> [Given exercise]:
Write out all the data again, exactly as it stands.

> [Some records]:

- - -

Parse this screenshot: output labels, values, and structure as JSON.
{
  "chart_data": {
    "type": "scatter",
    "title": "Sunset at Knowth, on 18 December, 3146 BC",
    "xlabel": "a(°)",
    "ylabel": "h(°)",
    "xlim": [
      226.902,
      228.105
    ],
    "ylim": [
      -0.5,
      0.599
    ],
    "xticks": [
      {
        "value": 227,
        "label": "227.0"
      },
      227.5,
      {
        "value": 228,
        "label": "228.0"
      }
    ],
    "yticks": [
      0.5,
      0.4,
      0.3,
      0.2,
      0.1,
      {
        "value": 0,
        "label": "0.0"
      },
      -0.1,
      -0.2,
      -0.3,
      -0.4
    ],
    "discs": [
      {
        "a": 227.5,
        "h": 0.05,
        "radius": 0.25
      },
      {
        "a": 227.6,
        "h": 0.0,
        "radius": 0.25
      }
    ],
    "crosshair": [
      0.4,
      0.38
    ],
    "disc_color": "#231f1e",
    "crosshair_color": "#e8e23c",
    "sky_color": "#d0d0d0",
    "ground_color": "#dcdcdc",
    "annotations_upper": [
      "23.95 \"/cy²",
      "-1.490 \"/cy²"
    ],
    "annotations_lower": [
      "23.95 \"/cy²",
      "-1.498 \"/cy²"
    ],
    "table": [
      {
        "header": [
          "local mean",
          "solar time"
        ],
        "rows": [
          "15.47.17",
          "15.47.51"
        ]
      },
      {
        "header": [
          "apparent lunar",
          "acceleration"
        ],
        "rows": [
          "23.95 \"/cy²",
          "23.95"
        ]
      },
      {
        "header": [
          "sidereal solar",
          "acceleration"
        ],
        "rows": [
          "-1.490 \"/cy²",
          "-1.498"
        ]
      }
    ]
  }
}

- - -

> [Exercise result]:
Parse this screenshot: output labels, values, and structure as JSON.
{
  "chart_data": {
    "type": "scatter",
    "title": "Sunset at Knowth, on 18 December, 3146 BC",
    "xlabel": "a(°)",
    "ylabel": "h(°)",
    "xlim": [
      226.902,
      228.105
    ],
    "ylim": [
      -0.5,
      0.599
    ],
    "xticks": [
      {
        "value": 227,
        "label": "227.0"
      },
      227.5,
      {
        "value": 228,
        "label": "228.0"
      }
    ],
    "yticks": [
      0.5,
      0.4,
      0.3,
      0.2,
      0.1,
      {
        "value": 0,
        "label": "0.0"
      },
      -0.1,
      -0.2,
      -0.3,
      -0.4
    ],
    "discs": [
      {
        "a": 227.5,
        "h": 0.05,
        "radius": 0.25
      },
      {
        "a": 227.6,
        "h": 0.0,
        "radius": 0.25
      }
    ],
    "crosshair": [
      0.4,
      0.38
    ],
    "disc_color": "#231f1e",
    "crosshair_color": "#e8e23c",
    "sky_color": "#d0d0d0",
    "ground_color": "#dcdcdc",
    "annotations_upper": [
      "23.95 \"/cy²",
      "-1.490 \"/cy²"
    ],
    "annotations_lower": [
      "23.95 \"/cy²",
      "-1.498 \"/cy²"
    ],
    "table": [
      {
        "header": [
          "local mean",
          "solar time"
        ],
        "rows": [
          "15.47.17",
          "15.47.51"
        ]
      },
      {
        "header": [
          "apparent lunar",
          "acceleration"
        ],
        "rows": [
          "23.95 \"/cy²",
          "23.95"
        ]
      },
      {
        "header": [
          "sidereal solar",
          "acceleration"
        ],
        "rows": [
          "-1.490 \"/cy²",
          "-1.498"
        ]
      }
    ]
  }
}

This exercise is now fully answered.